━━━ SELECTED EXCERPT ━━━
Brian Williams: "Decision 2004: John Kerry, stung by attacks by pro-Bush Vietnam vets, accuses the President of letting them do his 'dirty work.'"
John Kerry: "Well, if he wants to have a debate about our service in Vietnam, here is my answer: 'Bring it on!'"
-Opening tease on the August 19 NBC Nightly News.


Pleading With Laura to Stop Ads


"Now that friends and supporters of the President have raised the issue of John Kerry's combat record in Vietnam, do you or do you not think it's fair now for the Kerry people to come back and dig anew into your husbands military service record?"
"Are you worried about a campaign descending into something so nasty that it'd drive the prairie dogs in your home in West Texas back in their holes?"
-Dan Rather to First Lady Laura Bush in an interview shown on the September 2 CBS Evening News.

"Do you or do you not think it's fair that those Swift Boat ads should have attacked his [John Kerry's] combat record, not the stuff after?"
"But I've heard you talk in the past about how you'd like the campaign generally, politics, generally, to be more generous and less nasty. As one of the country's leaders, do you, don't you have a role in trying to damp it down?"
-Peter Jennings to Laura Bush on ABC's World News Tonight, September 2.


Horrified at Anti-Kerry "Lie"


"You see a group of people spend, in fact, not very much money, a small amount of money, go to Washington and peddle this story. It then gets picked up, particularly on cable TV....Now, in the last week, we really can pretty much establish that the allegations made in that first ad are nothing more than a lie. In the first ad. They are a lie. But that has not caught up until now and it has done significant damage to the Kerry campaign."
━━━ SUPPLIED DATA ━━━
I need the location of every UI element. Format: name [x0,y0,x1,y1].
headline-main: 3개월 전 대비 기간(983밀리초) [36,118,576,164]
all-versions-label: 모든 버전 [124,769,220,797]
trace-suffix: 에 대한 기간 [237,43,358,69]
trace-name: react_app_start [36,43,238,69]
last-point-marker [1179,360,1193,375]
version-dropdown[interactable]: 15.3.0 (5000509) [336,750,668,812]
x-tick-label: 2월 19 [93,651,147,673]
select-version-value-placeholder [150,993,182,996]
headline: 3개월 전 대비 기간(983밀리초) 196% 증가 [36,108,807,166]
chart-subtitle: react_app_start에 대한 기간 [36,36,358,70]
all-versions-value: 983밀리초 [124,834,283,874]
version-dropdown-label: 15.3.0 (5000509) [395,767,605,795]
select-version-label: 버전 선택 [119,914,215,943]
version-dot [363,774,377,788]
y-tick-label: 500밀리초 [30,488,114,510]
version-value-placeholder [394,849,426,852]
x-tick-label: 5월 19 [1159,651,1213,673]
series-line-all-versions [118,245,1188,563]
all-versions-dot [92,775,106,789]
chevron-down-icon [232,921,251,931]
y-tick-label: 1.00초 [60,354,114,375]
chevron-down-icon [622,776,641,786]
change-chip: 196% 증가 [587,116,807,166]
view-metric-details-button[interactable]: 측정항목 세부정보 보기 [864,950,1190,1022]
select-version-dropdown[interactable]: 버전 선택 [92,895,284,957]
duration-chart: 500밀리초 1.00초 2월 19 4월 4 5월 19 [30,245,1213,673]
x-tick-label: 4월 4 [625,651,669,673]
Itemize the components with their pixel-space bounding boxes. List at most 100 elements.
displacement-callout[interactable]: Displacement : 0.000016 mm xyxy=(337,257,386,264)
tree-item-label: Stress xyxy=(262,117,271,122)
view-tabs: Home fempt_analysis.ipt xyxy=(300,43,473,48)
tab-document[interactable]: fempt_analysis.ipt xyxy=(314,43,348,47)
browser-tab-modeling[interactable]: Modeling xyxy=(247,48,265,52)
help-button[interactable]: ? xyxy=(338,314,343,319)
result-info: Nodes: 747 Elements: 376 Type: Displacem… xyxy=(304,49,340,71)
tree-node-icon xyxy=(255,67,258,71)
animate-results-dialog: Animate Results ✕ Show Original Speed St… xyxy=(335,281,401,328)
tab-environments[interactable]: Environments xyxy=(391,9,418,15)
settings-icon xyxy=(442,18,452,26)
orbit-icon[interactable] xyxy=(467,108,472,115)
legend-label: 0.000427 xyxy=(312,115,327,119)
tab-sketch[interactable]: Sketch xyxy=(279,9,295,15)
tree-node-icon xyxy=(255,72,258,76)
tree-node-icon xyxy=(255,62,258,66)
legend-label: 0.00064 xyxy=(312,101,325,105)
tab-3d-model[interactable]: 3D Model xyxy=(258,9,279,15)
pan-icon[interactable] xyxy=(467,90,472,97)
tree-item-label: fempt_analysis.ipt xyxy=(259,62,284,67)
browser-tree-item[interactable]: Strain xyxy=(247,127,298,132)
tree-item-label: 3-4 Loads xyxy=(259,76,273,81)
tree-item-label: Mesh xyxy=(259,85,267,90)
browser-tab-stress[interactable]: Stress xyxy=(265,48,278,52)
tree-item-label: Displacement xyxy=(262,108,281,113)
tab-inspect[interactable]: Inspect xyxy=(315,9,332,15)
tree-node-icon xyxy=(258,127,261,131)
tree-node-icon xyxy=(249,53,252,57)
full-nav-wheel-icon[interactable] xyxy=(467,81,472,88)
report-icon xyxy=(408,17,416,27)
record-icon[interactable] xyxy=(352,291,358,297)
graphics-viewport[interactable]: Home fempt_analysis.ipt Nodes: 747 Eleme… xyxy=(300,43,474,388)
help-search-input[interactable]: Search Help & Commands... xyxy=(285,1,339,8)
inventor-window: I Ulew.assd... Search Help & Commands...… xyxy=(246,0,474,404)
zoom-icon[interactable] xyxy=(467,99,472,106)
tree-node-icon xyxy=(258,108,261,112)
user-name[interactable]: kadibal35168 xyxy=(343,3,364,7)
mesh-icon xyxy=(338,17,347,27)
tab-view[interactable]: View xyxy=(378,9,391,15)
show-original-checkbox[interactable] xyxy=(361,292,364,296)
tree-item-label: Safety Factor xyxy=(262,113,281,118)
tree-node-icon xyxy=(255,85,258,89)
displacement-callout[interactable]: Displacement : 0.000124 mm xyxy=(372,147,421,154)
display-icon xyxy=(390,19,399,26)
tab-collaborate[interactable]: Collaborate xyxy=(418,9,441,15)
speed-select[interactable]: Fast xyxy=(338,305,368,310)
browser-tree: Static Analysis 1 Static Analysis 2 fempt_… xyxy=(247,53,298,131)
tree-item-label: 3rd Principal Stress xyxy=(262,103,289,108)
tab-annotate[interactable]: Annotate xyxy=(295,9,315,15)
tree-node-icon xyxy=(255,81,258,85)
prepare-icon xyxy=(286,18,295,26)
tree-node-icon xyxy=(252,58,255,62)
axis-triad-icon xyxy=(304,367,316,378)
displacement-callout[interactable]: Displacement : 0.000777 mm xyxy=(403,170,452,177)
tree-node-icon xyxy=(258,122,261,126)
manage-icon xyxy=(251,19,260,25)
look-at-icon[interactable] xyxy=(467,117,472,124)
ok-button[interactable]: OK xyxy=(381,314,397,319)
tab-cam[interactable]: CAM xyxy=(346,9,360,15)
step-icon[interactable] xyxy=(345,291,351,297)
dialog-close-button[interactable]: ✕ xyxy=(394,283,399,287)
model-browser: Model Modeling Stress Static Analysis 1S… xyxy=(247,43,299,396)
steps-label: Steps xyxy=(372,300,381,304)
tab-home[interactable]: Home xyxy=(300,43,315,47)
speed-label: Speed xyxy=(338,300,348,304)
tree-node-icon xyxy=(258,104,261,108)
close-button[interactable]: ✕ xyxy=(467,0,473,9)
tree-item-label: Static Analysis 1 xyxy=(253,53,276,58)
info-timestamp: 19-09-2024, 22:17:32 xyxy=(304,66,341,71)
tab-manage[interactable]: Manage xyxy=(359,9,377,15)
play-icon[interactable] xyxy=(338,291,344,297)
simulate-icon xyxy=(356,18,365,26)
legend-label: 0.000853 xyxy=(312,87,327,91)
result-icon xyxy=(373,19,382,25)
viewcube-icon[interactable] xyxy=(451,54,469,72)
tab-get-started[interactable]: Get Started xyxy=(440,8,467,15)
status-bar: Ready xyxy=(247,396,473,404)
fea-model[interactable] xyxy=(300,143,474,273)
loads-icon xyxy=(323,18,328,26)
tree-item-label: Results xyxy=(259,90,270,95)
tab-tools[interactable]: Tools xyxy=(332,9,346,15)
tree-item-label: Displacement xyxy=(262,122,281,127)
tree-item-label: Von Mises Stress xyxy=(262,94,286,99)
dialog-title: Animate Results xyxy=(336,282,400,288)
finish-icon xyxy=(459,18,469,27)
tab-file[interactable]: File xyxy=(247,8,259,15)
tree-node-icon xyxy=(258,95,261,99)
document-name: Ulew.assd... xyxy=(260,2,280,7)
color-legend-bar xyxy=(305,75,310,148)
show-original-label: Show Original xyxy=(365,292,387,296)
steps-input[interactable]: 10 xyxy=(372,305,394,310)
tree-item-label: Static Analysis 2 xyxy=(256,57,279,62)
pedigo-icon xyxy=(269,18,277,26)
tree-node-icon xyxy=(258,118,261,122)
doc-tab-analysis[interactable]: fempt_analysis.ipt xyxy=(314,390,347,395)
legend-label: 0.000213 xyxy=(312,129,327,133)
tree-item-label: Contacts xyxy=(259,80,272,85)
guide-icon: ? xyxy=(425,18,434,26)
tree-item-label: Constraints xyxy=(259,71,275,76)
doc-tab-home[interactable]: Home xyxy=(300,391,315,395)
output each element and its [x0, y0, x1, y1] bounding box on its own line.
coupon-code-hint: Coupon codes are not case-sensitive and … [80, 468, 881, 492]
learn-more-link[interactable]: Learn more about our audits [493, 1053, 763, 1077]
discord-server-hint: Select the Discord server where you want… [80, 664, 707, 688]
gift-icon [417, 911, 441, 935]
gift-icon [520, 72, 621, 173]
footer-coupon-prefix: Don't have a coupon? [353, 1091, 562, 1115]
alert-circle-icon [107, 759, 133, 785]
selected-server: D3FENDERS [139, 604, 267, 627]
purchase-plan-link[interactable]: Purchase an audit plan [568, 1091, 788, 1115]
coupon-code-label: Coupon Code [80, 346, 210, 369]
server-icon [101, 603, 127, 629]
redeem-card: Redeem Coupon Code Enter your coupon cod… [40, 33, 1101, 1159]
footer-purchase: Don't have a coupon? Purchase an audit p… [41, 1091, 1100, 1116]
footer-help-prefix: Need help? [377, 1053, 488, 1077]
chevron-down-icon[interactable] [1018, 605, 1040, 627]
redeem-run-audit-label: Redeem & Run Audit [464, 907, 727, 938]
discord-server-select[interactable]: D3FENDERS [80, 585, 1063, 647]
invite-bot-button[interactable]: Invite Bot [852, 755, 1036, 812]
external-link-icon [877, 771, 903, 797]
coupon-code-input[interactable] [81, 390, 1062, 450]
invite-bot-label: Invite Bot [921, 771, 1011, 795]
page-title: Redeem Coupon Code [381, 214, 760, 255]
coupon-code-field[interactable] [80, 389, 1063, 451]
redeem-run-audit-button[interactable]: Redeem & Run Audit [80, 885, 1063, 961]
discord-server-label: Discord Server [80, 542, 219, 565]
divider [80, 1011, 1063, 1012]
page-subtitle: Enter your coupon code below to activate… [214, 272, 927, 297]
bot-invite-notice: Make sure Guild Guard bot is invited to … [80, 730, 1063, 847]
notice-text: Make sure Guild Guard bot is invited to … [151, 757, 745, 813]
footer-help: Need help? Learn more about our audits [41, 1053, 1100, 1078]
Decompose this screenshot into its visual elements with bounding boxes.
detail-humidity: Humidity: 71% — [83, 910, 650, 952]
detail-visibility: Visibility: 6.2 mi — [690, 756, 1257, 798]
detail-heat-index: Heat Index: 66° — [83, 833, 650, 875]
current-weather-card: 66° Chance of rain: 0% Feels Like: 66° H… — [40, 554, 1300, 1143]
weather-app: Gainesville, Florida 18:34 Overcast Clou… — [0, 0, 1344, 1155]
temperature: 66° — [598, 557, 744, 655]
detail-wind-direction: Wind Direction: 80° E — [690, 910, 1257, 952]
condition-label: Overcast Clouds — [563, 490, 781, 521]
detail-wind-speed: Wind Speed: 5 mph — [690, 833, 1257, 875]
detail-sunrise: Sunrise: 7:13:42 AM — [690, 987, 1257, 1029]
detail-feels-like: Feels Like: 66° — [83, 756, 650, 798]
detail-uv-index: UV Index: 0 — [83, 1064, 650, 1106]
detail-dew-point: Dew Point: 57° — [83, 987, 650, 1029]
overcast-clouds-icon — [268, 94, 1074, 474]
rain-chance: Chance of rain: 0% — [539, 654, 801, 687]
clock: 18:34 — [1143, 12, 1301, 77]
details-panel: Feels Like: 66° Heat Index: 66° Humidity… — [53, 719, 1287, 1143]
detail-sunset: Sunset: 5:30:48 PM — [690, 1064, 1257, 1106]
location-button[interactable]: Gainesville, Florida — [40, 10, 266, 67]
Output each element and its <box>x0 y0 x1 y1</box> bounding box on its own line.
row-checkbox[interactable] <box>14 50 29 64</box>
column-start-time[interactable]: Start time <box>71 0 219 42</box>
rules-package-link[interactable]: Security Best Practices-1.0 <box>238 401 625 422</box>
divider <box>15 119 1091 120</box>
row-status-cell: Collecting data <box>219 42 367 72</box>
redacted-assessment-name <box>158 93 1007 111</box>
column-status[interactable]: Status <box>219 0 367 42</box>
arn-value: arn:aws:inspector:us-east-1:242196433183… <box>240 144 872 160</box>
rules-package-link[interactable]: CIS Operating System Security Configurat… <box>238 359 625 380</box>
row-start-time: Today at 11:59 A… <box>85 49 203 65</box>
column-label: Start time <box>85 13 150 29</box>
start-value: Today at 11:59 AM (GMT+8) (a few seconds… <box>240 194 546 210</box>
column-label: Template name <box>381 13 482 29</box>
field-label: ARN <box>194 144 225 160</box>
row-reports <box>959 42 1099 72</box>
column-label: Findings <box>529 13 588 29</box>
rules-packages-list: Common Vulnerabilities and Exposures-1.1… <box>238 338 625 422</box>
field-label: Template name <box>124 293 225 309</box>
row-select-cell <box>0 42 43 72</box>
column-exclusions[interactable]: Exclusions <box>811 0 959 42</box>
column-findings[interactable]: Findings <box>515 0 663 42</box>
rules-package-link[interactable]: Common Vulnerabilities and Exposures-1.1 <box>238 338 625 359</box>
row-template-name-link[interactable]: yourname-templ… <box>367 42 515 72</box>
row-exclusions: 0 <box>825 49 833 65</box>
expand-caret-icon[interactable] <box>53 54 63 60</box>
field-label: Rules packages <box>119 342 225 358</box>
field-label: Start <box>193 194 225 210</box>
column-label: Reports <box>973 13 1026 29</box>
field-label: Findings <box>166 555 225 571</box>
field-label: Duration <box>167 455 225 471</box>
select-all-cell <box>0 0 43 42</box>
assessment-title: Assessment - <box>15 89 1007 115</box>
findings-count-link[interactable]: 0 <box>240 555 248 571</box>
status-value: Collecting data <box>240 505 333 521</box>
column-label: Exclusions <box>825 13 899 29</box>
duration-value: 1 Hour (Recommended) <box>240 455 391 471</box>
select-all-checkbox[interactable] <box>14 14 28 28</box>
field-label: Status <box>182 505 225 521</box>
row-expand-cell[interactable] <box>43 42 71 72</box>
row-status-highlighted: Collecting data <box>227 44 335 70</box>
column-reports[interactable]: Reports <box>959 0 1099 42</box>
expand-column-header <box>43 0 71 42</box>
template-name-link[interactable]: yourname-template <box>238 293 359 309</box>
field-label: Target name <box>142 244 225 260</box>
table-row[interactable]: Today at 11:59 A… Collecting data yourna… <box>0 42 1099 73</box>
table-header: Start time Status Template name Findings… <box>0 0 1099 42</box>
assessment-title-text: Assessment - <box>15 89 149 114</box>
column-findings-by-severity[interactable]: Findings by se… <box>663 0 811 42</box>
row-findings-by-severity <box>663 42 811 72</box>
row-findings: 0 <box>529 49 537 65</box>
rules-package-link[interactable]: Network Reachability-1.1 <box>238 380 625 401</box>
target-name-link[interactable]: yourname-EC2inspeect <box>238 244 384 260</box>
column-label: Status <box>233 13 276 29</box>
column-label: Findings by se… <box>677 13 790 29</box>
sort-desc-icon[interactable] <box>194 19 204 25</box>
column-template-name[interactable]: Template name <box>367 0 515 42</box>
━━━
### TASK 1
Answer these questions about the quotes on 2004 campaign coverage:
(a) On which program and date did the opening tease by Brian Williams air?
(b) Who interviewed Laura Bush in the segment shown on the September 2 CBS Evening News?
(c) On which network's program did Peter Jennings put his questions to Laura Bush?
### TASK 2
Continue the quotes on 2004 campaign coverage from the point where they stop.

### YOUR RESPONSE 1
(a) The NBC Nightly News, August 19
(b) Dan Rather
(c) ABC's World News Tonight

### YOUR RESPONSE 2
- NPR's Nina Totenberg on Inside Washington August 28 discussing the Swift Boat Vets' ads against John Kerry.


Are Those American Troops?


"Hillary Clinton, who has presidential ambitions obviously as a Senator from New York, is the first Senator from New York to seek a position on the Armed Services Committee....She's done it effectively. I've got to tell you, the rank-and-file military are really happy with her."
-NBC reporter Andrea Mitchell during MSNBC's live convention coverage on August 30.

 

Vote for President Dumb-Ass


"If you want a President who operates on his gut and who operates on instinct and belief, as opposed to facts, and who rarely uses his brain and boasts about not reading anything, and once he makes a decision never varies, then vote for George Bush."
-Eleanor Clift on the September 4 McLaughlin Group.

 

Take That, John Ashcroft!


"What they could be charged with, other than political expression, I do not know."
-ABC's Peter Jennings commenting on the removal of two anti-war protesters from the Republican convention during President Bush's speech on September 2.

 

Dick Cheney, Mortician-in-Chief?


"I read you once took a psychological profile test, and it said the position you're most suited for is undertaker."
-ABC's Claire Shipman to Vice President Cheney in an interview shown August 31 on Good Morning America.

 

Signs of a Bush Rout?


"The one thing we'll leave you with tonight was what [Rudy] Giuliani said last night. He, being a great New York Yankees fan, said the Republican Party's future was like the Yankees. Maybe a little glib to conclude with, but tonight the Yankees got beaten by Cleveland, 22 to nothing."
-ABC's Peter Jennings concluding his networks live convention coverage, August 31.

 

A Liberal Journalist's Nightmare


"The small story of the night from our vantage point - we could see the family box where the youngest Schwarzenegger child kept raising a sign and waving it that said 'Four More Years.' And if you're a parent, you know how to discipline a child through clinched teeth. That's what Democratic mom Maria Shriver was doing throughout."
-NBC's Brian Williams reporting on his former NBC colleauge Maria Shrivers obvious discomfort as her husband, California Governor Arnold Schwarzenegger, spoke at the Republican convention, August 31.